- [Task prompt]
Reproduce all of the data word for word.
**** Records for processing ****
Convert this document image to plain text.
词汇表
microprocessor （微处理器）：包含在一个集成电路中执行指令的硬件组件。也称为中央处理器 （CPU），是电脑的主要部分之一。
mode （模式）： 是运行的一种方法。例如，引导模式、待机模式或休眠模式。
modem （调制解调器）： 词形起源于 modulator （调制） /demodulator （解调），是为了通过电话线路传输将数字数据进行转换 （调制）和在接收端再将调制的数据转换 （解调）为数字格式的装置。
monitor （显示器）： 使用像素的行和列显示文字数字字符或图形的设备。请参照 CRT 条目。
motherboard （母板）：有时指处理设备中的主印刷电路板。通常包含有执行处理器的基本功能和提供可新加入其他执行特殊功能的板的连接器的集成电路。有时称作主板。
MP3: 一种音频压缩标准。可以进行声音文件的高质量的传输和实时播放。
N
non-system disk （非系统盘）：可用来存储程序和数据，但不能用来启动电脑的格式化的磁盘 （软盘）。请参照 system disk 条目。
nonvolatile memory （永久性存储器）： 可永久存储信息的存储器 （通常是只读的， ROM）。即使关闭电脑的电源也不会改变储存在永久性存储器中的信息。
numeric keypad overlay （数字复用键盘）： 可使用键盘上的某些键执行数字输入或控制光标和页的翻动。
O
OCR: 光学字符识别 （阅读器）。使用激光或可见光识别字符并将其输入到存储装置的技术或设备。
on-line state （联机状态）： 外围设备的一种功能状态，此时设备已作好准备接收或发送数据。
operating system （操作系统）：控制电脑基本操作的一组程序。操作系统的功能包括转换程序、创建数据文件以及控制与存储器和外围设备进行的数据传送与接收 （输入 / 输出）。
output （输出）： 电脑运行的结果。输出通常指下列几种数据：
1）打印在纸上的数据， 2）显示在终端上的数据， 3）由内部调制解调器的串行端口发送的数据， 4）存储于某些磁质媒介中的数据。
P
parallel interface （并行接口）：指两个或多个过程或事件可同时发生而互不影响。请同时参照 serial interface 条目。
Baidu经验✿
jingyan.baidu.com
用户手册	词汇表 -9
****
- [Answer to the task]
Convert this document image to plain text.
词汇表
microprocessor （微处理器）：包含在一个集成电路中执行指令的硬件组件。也称为中央处理器 （CPU），是电脑的主要部分之一。
mode （模式）： 是运行的一种方法。例如，引导模式、待机模式或休眠模式。
modem （调制解调器）： 词形起源于 modulator （调制） /demodulator （解调），是为了通过电话线路传输将数字数据进行转换 （调制）和在接收端再将调制的数据转换 （解调）为数字格式的装置。
monitor （显示器）： 使用像素的行和列显示文字数字字符或图形的设备。请参照 CRT 条目。
motherboard （母板）：有时指处理设备中的主印刷电路板。通常包含有执行处理器的基本功能和提供可新加入其他执行特殊功能的板的连接器的集成电路。有时称作主板。
MP3: 一种音频压缩标准。可以进行声音文件的高质量的传输和实时播放。
N
non-system disk （非系统盘）：可用来存储程序和数据，但不能用来启动电脑的格式化的磁盘 （软盘）。请参照 system disk 条目。
nonvolatile memory （永久性存储器）： 可永久存储信息的存储器 （通常是只读的， ROM）。即使关闭电脑的电源也不会改变储存在永久性存储器中的信息。
numeric keypad overlay （数字复用键盘）： 可使用键盘上的某些键执行数字输入或控制光标和页的翻动。
O
OCR: 光学字符识别 （阅读器）。使用激光或可见光识别字符并将其输入到存储装置的技术或设备。
on-line state （联机状态）： 外围设备的一种功能状态，此时设备已作好准备接收或发送数据。
operating system （操作系统）：控制电脑基本操作的一组程序。操作系统的功能包括转换程序、创建数据文件以及控制与存储器和外围设备进行的数据传送与接收 （输入 / 输出）。
output （输出）： 电脑运行的结果。输出通常指下列几种数据：
1）打印在纸上的数据， 2）显示在终端上的数据， 3）由内部调制解调器的串行端口发送的数据， 4）存储于某些磁质媒介中的数据。
P
parallel interface （并行接口）：指两个或多个过程或事件可同时发生而互不影响。请同时参照 serial interface 条目。
Baidu经验✿
jingyan.baidu.com
用户手册	词汇表 -9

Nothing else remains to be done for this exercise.